» **SET EXERCISE**: Go through the entries and transcribe each one exactly, dropping the pictures.
━━━━━ STORED DATA
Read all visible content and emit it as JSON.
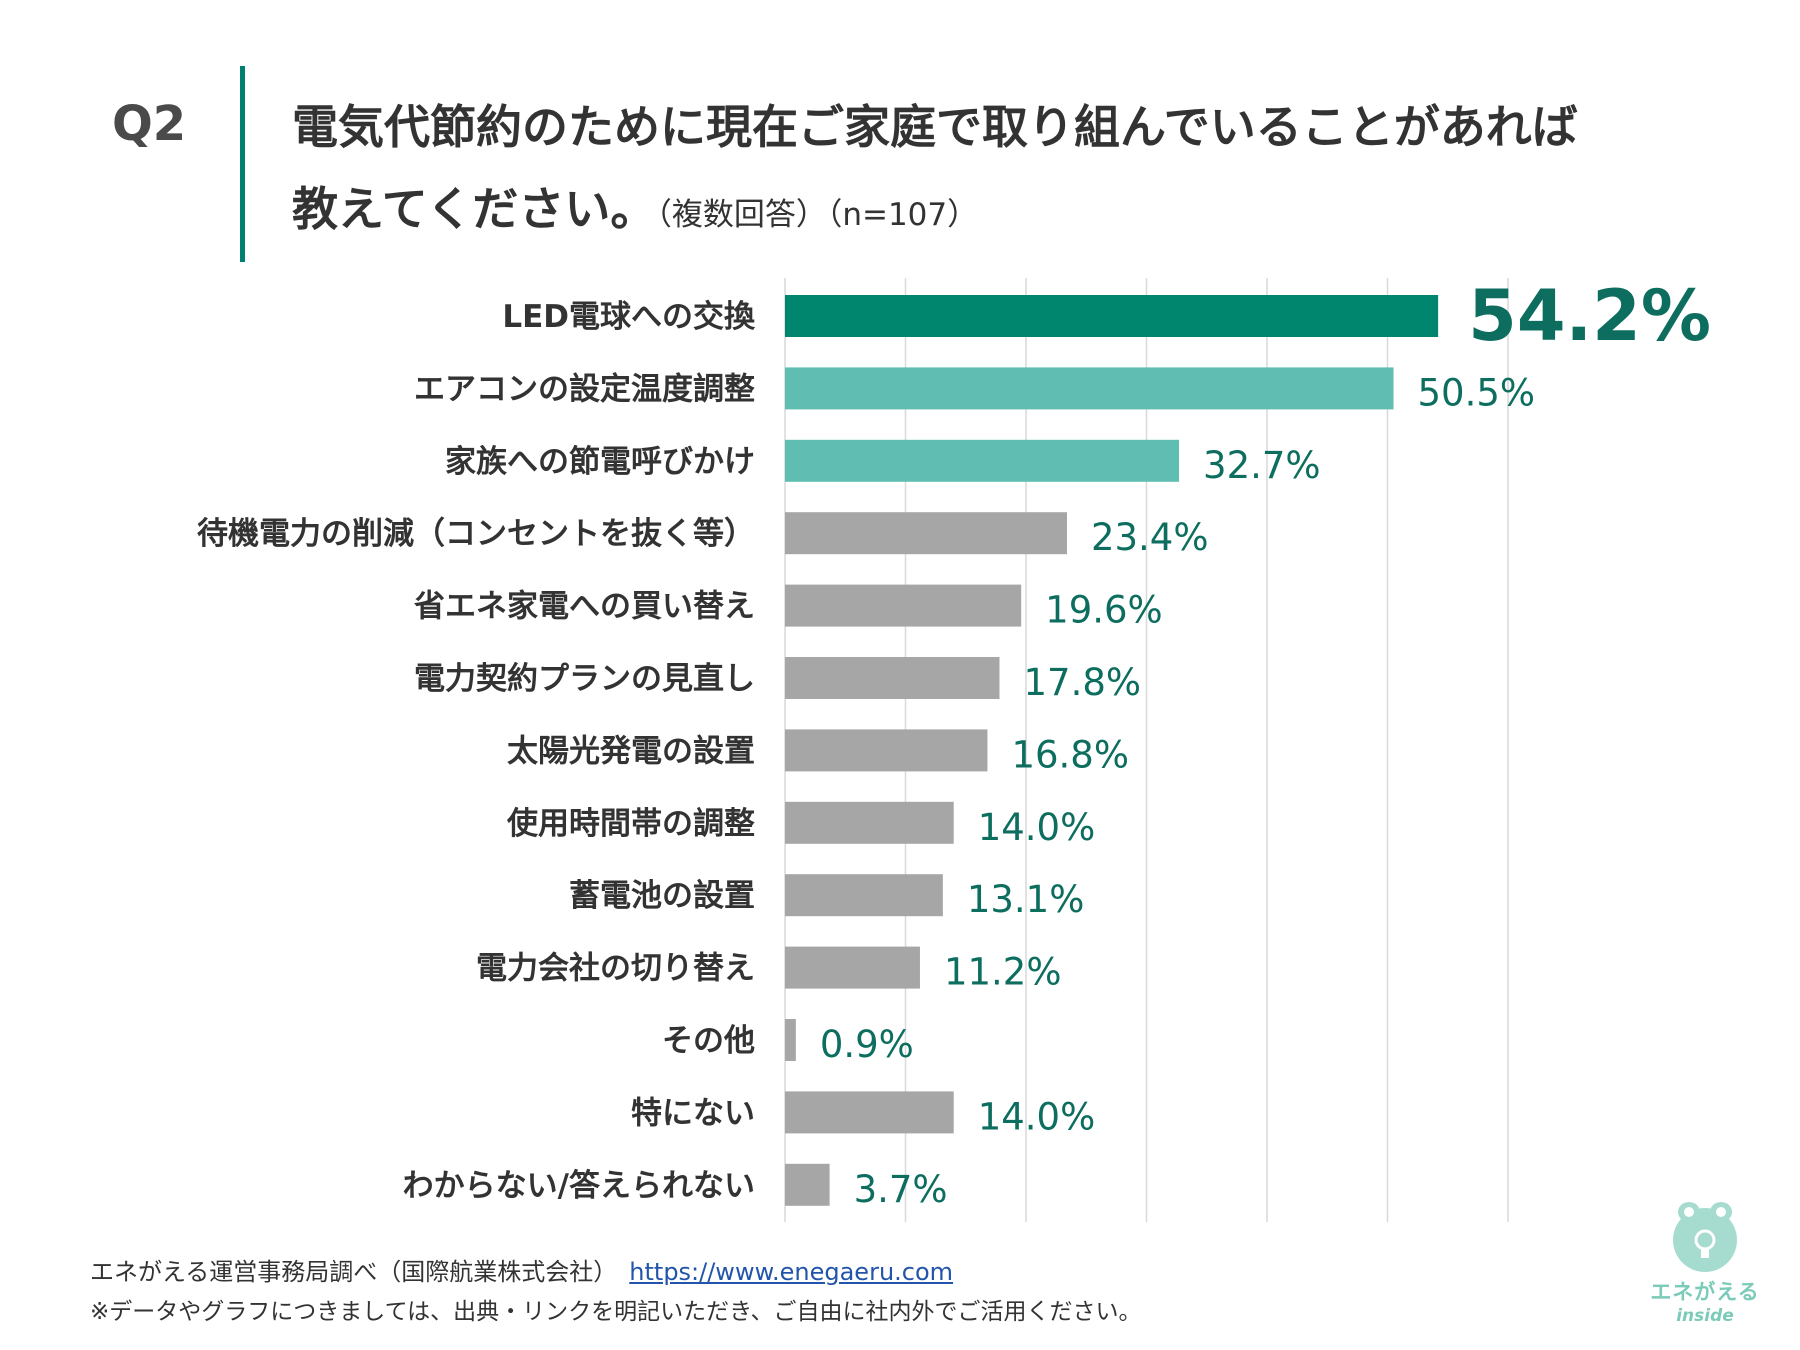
{
  "header": {
    "q_label": "Q2",
    "question_line1": "電気代節約のために現在ご家庭で取り組んでいることがあれば",
    "question_line2": "教えてください。",
    "note": "（複数回答）（n=107）"
  },
  "chart_data": {
    "type": "bar",
    "orientation": "horizontal",
    "categories": [
      "LED電球への交換",
      "エアコンの設定温度調整",
      "家族への節電呼びかけ",
      "待機電力の削減（コンセントを抜く等）",
      "省エネ家電への買い替え",
      "電力契約プランの見直し",
      "太陽光発電の設置",
      "使用時間帯の調整",
      "蓄電池の設置",
      "電力会社の切り替え",
      "その他",
      "特にない",
      "わからない/答えられない"
    ],
    "values": [
      54.2,
      50.5,
      32.7,
      23.4,
      19.6,
      17.8,
      16.8,
      14.0,
      13.1,
      11.2,
      0.9,
      14.0,
      3.7
    ],
    "value_labels": [
      "54.2%",
      "50.5%",
      "32.7%",
      "23.4%",
      "19.6%",
      "17.8%",
      "16.8%",
      "14.0%",
      "13.1%",
      "11.2%",
      "0.9%",
      "14.0%",
      "3.7%"
    ],
    "bar_colors": [
      "#00866f",
      "#5fbeb1",
      "#5fbeb1",
      "#a6a6a6",
      "#a6a6a6",
      "#a6a6a6",
      "#a6a6a6",
      "#a6a6a6",
      "#a6a6a6",
      "#a6a6a6",
      "#a6a6a6",
      "#a6a6a6",
      "#a6a6a6"
    ],
    "label_color": "#0d6e5f",
    "xlim": [
      0,
      60
    ],
    "grid": true,
    "grid_step": 10
  },
  "footer": {
    "source": "エネがえる運営事務局調べ（国際航業株式会社）",
    "url": "https://www.enegaeru.com",
    "note": "※データやグラフにつきましては、出典・リンクを明記いただき、ご自由に社内外でご活用ください。"
  },
  "logo": {
    "brand": "エネがえる",
    "sub": "inside",
    "icon": "frog-lightbulb-icon"
  }
}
━━━━━━━━━━
» **COMPLETED TASK**:
Read all visible content and emit it as JSON.
{
  "header": {
    "q_label": "Q2",
    "question_line1": "電気代節約のために現在ご家庭で取り組んでいることがあれば",
    "question_line2": "教えてください。",
    "note": "（複数回答）（n=107）"
  },
  "chart_data": {
    "type": "bar",
    "orientation": "horizontal",
    "categories": [
      "LED電球への交換",
      "エアコンの設定温度調整",
      "家族への節電呼びかけ",
      "待機電力の削減（コンセントを抜く等）",
      "省エネ家電への買い替え",
      "電力契約プランの見直し",
      "太陽光発電の設置",
      "使用時間帯の調整",
      "蓄電池の設置",
      "電力会社の切り替え",
      "その他",
      "特にない",
      "わからない/答えられない"
    ],
    "values": [
      54.2,
      50.5,
      32.7,
      23.4,
      19.6,
      17.8,
      16.8,
      14.0,
      13.1,
      11.2,
      0.9,
      14.0,
      3.7
    ],
    "value_labels": [
      "54.2%",
      "50.5%",
      "32.7%",
      "23.4%",
      "19.6%",
      "17.8%",
      "16.8%",
      "14.0%",
      "13.1%",
      "11.2%",
      "0.9%",
      "14.0%",
      "3.7%"
    ],
    "bar_colors": [
      "#00866f",
      "#5fbeb1",
      "#5fbeb1",
      "#a6a6a6",
      "#a6a6a6",
      "#a6a6a6",
      "#a6a6a6",
      "#a6a6a6",
      "#a6a6a6",
      "#a6a6a6",
      "#a6a6a6",
      "#a6a6a6",
      "#a6a6a6"
    ],
    "label_color": "#0d6e5f",
    "xlim": [
      0,
      60
    ],
    "grid": true,
    "grid_step": 10
  },
  "footer": {
    "source": "エネがえる運営事務局調べ（国際航業株式会社）",
    "url": "https://www.enegaeru.com",
    "note": "※データやグラフにつきましては、出典・リンクを明記いただき、ご自由に社内外でご活用ください。"
  },
  "logo": {
    "brand": "エネがえる",
    "sub": "inside",
    "icon": "frog-lightbulb-icon"
  }
}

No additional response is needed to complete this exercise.